** begin **

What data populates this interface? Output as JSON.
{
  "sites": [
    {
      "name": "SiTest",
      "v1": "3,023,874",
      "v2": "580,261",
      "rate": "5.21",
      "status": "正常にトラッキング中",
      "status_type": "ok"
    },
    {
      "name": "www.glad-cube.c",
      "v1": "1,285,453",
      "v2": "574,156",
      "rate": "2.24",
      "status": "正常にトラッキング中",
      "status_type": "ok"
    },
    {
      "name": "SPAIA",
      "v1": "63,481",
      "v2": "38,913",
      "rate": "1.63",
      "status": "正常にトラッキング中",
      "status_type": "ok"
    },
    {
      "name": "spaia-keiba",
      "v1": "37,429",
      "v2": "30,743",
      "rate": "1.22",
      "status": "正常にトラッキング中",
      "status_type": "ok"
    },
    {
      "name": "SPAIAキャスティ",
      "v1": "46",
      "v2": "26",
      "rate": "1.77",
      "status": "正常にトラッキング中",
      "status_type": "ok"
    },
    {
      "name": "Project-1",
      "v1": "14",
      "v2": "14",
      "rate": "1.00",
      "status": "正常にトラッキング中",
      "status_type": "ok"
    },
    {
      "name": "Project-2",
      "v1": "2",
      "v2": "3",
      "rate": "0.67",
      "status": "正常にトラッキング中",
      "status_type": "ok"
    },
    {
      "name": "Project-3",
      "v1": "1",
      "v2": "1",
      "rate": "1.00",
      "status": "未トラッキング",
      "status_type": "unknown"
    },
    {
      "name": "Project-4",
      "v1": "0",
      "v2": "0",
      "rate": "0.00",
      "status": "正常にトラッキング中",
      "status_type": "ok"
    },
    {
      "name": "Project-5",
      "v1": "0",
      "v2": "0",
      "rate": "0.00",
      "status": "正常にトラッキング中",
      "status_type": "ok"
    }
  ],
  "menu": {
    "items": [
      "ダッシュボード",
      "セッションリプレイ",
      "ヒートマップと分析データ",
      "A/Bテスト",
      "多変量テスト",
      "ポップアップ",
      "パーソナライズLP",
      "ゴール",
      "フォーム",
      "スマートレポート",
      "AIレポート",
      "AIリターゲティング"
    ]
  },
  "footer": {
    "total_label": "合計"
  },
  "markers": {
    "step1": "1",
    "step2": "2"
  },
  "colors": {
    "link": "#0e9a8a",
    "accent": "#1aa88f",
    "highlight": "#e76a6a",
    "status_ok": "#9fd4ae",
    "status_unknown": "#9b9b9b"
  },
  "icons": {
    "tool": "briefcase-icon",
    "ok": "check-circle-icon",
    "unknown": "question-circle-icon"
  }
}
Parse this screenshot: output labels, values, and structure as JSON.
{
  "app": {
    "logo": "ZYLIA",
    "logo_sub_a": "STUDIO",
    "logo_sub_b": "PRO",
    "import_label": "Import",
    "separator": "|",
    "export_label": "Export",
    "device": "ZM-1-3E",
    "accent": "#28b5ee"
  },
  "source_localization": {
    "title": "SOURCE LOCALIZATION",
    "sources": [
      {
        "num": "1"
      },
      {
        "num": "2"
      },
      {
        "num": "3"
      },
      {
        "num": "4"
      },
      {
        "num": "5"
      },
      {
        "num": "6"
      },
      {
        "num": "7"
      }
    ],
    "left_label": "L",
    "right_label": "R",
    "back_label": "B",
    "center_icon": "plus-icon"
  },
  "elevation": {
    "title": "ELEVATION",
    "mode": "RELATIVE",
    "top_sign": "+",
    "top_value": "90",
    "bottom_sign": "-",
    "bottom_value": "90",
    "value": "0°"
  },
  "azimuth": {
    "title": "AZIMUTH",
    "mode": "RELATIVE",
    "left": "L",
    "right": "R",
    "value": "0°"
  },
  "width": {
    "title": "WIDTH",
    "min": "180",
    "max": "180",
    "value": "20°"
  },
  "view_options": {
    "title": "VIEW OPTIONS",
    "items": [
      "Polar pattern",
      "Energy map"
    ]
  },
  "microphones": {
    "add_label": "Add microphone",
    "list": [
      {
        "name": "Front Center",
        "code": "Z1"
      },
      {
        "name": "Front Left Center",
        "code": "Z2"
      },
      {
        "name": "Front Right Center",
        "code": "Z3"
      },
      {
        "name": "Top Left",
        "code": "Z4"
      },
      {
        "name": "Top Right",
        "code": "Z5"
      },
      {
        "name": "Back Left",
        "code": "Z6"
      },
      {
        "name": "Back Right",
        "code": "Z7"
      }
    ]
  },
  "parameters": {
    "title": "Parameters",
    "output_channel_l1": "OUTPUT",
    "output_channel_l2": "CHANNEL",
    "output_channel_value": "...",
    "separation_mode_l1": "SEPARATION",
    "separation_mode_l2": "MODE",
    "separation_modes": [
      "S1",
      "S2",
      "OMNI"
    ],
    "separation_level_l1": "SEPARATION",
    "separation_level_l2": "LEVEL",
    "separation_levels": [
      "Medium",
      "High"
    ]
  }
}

** end **
** begin **

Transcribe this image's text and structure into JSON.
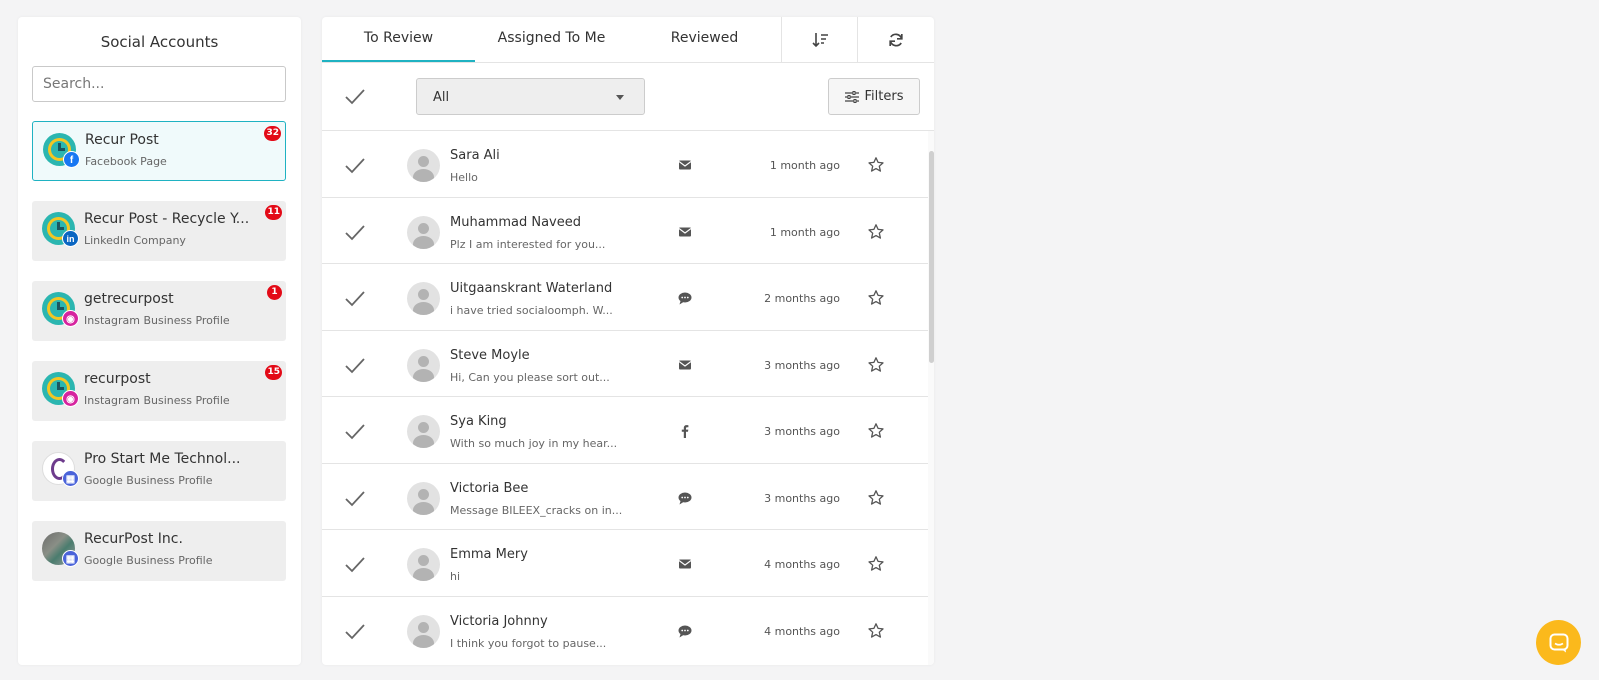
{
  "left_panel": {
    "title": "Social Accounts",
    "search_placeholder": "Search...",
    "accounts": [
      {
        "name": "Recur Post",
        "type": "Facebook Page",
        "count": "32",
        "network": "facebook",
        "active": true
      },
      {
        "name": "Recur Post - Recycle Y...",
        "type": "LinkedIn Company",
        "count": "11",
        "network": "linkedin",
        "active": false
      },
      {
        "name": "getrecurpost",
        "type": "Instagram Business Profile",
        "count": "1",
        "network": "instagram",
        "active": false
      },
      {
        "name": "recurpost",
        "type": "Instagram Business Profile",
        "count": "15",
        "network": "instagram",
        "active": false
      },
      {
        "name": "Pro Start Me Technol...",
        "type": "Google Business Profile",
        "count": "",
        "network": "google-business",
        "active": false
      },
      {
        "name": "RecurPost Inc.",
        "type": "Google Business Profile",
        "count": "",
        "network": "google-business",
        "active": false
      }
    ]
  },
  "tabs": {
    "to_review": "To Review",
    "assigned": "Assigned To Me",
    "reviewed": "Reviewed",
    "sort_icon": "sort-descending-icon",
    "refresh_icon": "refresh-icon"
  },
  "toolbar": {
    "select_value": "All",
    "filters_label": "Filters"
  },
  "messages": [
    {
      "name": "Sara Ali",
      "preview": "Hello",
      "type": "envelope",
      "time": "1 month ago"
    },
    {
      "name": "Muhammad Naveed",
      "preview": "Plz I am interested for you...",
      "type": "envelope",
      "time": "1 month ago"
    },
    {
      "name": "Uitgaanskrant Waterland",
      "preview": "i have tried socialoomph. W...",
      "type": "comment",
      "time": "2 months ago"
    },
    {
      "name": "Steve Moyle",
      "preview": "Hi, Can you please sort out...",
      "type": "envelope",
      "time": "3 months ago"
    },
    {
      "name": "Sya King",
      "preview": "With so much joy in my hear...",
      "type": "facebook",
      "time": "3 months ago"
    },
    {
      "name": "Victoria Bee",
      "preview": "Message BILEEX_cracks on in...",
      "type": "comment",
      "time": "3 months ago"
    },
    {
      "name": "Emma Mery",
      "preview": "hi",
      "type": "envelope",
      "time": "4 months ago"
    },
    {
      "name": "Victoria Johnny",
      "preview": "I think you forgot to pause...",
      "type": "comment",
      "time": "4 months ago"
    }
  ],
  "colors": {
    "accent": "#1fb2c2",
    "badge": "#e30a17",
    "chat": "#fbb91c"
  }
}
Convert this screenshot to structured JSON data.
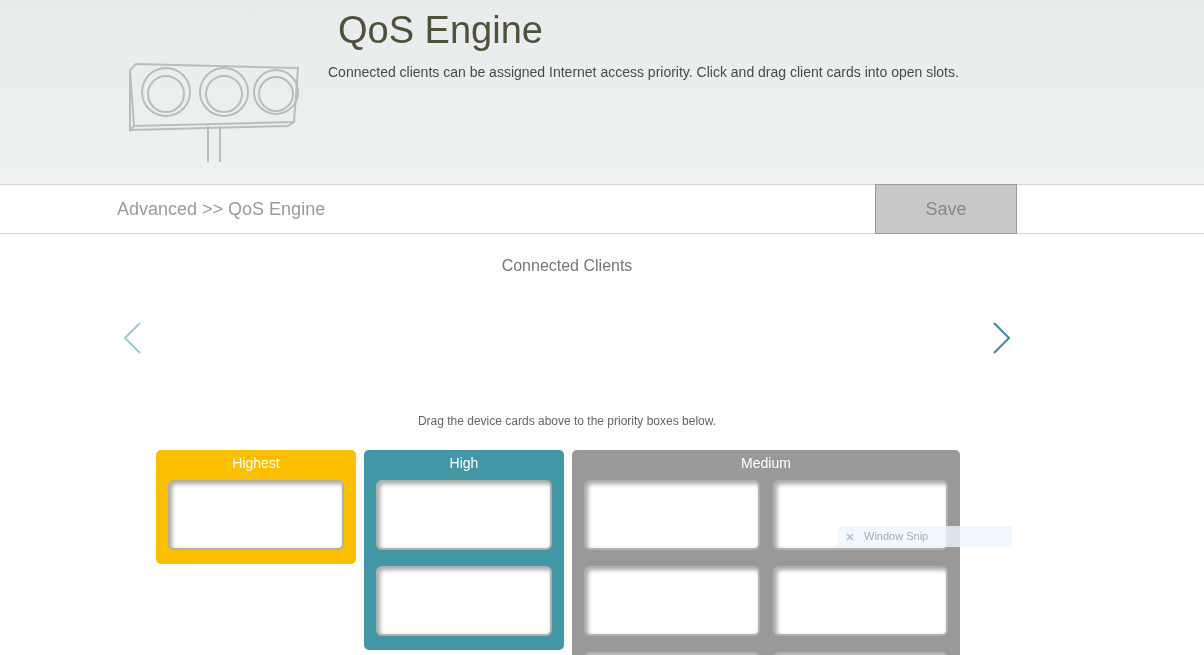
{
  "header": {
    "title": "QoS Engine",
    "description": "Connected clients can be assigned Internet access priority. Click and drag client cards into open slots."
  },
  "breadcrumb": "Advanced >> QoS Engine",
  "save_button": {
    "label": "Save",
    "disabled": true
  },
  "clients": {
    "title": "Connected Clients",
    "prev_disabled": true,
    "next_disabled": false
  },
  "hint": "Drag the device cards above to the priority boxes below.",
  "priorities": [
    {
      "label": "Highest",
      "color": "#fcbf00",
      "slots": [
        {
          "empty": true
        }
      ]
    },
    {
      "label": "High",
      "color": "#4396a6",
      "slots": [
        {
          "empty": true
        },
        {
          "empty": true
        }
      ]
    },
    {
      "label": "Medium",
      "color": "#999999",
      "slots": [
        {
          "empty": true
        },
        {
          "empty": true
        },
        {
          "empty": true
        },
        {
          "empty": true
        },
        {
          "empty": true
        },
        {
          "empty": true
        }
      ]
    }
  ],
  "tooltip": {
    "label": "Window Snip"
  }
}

** end **
** begin **

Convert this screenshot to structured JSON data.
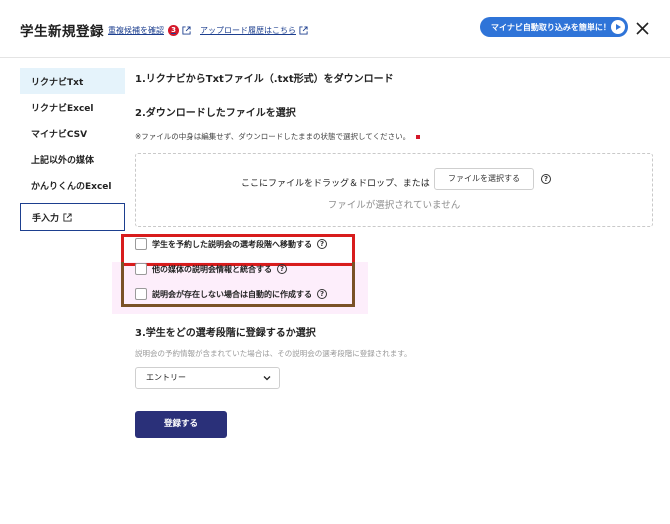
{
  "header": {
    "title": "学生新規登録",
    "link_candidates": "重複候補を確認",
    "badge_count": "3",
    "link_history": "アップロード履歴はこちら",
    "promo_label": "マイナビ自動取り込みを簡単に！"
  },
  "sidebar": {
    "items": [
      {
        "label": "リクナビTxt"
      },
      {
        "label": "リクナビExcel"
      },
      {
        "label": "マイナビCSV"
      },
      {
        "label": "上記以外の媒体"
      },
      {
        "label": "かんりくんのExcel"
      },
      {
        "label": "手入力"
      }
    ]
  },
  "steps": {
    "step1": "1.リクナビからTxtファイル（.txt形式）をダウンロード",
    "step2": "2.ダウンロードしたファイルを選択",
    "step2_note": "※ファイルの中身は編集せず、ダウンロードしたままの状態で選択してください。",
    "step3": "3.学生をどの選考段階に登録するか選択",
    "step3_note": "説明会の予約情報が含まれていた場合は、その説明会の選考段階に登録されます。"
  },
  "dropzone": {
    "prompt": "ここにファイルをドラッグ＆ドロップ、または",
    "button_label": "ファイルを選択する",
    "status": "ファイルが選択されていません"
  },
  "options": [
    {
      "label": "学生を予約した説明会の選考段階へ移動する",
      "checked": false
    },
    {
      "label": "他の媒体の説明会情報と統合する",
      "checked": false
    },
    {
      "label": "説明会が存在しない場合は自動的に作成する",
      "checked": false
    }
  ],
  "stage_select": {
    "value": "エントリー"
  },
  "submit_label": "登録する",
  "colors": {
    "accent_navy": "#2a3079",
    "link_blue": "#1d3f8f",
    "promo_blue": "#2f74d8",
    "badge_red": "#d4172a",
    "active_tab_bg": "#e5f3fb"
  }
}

** end **

▶ Short exercise: Copy every line from the records above that contains the word "title".

▶ In response:
    "title": "SOURCE LOCALIZATION",
    "title": "ELEVATION",
    "title": "AZIMUTH",
    "title": "WIDTH",
    "title": "VIEW OPTIONS",
    "title": "Parameters",
    "title": "Social Accounts",
    "title": "QoS Engine",
    "title": "Connected Clients",
    "title": "学生新規登録",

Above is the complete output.